■ **EXERCISE OBJECTIVE**
Narrow the data below down to the lines containing "Temp".

■ **AVAILABLE RECORDS**
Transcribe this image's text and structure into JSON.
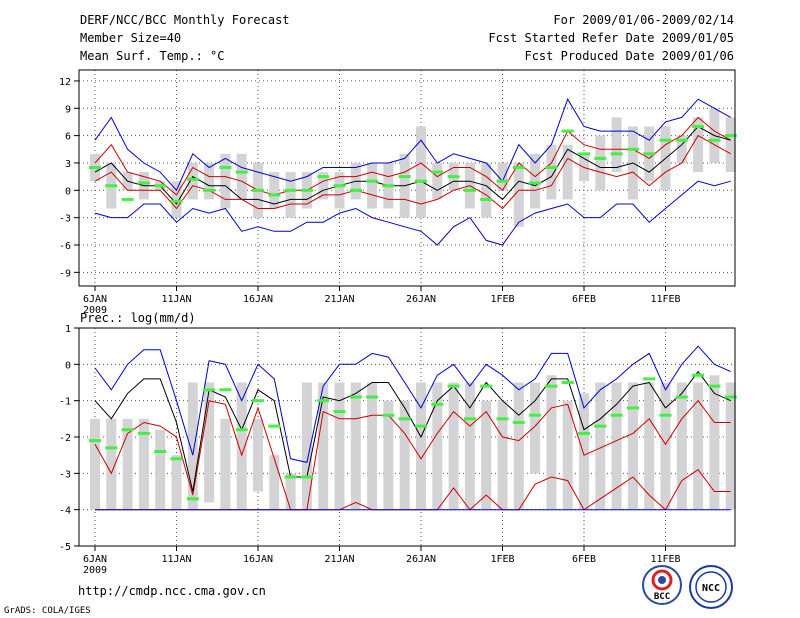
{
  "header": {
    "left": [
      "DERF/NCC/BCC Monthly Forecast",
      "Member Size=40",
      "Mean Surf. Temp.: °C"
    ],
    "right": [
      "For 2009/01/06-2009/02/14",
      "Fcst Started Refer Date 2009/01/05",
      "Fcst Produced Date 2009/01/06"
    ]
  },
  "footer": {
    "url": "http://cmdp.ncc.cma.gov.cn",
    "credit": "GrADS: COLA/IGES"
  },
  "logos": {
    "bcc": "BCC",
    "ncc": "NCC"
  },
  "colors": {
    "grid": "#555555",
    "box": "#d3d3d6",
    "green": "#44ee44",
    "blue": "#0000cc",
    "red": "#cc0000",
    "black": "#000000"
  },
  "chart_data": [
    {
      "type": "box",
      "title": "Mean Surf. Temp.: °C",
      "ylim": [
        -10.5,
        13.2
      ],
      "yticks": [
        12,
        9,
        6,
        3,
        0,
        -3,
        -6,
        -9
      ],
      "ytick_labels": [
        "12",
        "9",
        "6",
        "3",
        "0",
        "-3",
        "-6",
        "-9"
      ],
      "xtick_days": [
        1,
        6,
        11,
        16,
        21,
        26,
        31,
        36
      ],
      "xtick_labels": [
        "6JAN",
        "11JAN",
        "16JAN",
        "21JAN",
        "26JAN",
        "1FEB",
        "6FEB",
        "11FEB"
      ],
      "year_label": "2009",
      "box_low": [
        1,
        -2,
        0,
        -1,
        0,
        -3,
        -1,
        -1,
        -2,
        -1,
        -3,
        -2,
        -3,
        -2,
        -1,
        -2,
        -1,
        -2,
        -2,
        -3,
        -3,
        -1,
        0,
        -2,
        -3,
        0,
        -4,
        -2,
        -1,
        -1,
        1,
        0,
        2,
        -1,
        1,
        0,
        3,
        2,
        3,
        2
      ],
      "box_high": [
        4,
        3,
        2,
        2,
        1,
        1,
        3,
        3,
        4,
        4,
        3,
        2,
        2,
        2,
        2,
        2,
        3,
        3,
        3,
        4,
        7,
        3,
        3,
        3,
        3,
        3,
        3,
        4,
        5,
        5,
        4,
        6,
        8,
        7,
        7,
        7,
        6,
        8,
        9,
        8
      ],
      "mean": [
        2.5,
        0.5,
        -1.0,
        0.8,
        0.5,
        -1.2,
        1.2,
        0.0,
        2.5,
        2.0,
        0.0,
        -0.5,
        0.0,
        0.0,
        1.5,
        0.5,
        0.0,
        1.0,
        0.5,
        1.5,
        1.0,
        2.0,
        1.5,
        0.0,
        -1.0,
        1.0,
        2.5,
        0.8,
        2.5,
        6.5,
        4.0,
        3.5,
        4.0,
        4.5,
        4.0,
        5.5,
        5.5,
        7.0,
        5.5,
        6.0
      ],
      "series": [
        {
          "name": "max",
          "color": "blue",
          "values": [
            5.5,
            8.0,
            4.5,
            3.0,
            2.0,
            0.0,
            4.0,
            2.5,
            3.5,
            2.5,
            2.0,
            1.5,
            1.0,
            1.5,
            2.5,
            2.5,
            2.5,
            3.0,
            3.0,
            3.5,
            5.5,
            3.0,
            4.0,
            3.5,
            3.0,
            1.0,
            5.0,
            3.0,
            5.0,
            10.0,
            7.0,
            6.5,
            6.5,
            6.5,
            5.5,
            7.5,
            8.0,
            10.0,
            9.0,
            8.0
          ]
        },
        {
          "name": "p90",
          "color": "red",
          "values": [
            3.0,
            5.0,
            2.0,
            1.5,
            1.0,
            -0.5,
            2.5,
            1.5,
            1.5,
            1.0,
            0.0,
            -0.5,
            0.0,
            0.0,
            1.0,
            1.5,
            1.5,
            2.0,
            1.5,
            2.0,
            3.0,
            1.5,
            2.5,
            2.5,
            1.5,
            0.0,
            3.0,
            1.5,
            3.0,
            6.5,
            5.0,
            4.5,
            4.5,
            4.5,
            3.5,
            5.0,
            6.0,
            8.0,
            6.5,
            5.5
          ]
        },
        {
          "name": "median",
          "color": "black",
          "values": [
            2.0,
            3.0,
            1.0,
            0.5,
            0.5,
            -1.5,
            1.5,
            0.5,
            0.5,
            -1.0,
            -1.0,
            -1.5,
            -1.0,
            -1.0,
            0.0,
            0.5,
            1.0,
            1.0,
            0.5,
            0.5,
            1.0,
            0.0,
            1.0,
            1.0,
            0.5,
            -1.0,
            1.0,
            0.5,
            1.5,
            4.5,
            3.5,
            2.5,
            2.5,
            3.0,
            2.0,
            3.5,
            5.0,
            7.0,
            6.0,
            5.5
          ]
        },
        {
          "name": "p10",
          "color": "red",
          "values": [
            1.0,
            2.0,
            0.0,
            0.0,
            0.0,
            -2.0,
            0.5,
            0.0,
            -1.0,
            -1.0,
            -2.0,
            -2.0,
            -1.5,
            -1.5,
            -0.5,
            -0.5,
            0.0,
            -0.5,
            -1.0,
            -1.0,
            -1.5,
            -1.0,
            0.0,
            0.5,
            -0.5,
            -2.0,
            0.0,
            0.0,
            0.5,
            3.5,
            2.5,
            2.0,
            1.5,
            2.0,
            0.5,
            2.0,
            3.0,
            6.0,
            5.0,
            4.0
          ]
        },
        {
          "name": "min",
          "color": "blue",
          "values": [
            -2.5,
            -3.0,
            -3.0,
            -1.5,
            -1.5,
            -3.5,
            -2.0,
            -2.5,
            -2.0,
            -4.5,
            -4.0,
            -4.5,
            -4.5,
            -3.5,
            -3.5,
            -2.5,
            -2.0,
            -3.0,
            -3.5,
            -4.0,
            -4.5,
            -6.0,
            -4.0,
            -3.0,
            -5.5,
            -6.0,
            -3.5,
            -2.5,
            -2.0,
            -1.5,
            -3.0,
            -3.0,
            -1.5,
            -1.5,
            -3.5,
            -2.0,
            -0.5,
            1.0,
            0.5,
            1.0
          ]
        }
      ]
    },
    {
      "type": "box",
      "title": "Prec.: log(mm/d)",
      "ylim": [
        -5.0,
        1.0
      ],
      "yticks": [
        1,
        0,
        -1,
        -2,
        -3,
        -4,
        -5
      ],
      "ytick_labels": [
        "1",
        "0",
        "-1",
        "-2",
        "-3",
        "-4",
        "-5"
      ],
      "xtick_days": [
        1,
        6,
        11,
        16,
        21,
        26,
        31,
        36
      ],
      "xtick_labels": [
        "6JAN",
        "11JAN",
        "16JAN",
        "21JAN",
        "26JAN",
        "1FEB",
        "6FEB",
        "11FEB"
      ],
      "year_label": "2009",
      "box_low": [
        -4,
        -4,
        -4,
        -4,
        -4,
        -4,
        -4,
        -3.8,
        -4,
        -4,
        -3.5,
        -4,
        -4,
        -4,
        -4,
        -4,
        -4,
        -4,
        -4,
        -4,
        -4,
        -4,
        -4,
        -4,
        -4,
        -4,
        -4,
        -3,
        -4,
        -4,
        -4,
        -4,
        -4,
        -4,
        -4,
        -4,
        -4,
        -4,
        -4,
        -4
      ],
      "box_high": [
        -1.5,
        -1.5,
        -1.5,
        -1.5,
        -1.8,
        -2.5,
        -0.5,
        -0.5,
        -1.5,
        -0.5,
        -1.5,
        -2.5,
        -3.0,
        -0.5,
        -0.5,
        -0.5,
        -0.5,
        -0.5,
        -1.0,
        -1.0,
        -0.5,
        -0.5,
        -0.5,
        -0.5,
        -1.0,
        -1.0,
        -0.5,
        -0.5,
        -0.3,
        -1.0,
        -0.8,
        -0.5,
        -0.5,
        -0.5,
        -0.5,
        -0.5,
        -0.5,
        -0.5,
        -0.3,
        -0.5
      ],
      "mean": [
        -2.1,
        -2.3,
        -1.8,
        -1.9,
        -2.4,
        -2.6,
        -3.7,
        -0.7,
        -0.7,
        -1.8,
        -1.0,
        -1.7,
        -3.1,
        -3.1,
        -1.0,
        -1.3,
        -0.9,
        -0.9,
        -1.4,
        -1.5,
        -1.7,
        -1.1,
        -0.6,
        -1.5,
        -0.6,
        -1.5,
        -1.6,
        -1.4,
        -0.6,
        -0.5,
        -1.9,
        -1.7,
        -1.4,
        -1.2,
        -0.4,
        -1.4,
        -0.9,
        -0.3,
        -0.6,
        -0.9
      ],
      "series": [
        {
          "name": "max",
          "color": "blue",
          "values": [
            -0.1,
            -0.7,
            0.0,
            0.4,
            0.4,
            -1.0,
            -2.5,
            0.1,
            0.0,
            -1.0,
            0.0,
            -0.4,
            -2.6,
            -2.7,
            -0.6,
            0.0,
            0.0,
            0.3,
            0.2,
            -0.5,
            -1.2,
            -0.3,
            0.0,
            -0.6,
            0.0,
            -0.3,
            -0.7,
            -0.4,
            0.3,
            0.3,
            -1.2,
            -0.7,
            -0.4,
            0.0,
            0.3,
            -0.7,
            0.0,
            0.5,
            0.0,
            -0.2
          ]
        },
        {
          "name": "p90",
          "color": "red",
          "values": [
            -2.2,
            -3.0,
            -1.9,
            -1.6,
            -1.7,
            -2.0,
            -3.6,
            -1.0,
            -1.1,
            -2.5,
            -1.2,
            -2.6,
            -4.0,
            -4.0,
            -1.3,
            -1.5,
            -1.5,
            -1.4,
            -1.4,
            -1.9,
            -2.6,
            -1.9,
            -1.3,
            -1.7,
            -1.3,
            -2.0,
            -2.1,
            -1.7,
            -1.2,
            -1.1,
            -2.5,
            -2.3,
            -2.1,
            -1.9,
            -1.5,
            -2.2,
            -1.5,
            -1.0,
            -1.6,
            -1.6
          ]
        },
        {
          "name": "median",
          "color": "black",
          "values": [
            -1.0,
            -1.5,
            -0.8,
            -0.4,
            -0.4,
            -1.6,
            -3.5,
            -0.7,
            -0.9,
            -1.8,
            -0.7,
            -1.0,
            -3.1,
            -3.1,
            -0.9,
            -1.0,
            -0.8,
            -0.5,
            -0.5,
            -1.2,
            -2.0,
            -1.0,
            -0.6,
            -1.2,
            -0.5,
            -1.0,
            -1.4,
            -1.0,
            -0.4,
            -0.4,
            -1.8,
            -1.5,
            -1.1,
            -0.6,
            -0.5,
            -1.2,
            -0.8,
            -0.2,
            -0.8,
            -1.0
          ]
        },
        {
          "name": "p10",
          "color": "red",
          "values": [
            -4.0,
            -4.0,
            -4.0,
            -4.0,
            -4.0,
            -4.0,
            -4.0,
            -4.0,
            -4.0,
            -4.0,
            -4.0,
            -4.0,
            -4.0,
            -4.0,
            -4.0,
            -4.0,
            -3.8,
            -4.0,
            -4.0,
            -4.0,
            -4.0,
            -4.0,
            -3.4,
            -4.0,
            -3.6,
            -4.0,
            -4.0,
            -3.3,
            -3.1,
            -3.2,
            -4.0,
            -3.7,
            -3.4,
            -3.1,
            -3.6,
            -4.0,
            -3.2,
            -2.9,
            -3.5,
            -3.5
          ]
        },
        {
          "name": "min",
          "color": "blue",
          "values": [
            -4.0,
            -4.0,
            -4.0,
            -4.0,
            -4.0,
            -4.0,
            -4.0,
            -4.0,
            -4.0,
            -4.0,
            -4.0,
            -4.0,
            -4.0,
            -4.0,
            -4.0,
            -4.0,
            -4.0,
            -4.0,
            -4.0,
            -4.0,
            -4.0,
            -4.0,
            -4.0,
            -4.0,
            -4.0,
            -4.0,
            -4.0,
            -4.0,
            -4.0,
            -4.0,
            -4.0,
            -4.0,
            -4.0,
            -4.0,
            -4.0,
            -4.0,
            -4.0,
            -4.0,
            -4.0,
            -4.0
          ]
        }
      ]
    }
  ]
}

---

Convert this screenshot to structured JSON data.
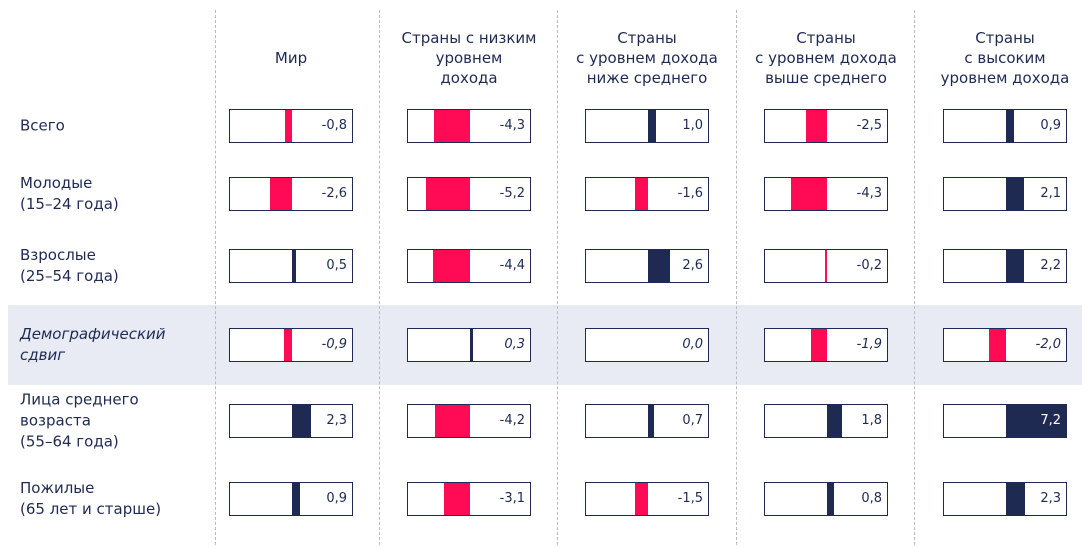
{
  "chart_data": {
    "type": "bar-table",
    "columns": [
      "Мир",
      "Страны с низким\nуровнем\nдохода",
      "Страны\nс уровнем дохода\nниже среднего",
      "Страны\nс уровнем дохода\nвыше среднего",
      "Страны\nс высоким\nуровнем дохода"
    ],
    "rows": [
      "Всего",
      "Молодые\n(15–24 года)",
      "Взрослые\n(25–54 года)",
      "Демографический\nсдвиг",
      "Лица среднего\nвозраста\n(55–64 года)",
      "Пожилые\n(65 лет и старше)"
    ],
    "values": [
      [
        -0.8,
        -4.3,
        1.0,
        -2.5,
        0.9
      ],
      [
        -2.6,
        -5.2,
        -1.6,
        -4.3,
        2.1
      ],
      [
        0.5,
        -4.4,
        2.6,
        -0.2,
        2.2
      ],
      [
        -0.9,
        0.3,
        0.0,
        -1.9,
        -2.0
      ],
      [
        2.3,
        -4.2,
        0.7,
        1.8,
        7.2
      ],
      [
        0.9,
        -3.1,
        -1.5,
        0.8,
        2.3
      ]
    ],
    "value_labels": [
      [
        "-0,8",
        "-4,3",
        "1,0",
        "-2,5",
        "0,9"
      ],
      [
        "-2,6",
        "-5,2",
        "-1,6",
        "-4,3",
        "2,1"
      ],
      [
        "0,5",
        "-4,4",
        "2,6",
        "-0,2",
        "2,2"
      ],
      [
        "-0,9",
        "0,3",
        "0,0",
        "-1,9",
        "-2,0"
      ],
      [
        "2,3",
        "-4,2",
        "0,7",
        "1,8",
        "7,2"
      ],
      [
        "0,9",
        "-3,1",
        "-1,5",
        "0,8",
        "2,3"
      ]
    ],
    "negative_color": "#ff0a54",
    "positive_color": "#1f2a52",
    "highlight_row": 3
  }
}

■ **EXERCISE RESULT**
      "Mean Surf. Temp.: °C"
      "title": "Mean Surf. Temp.: °C",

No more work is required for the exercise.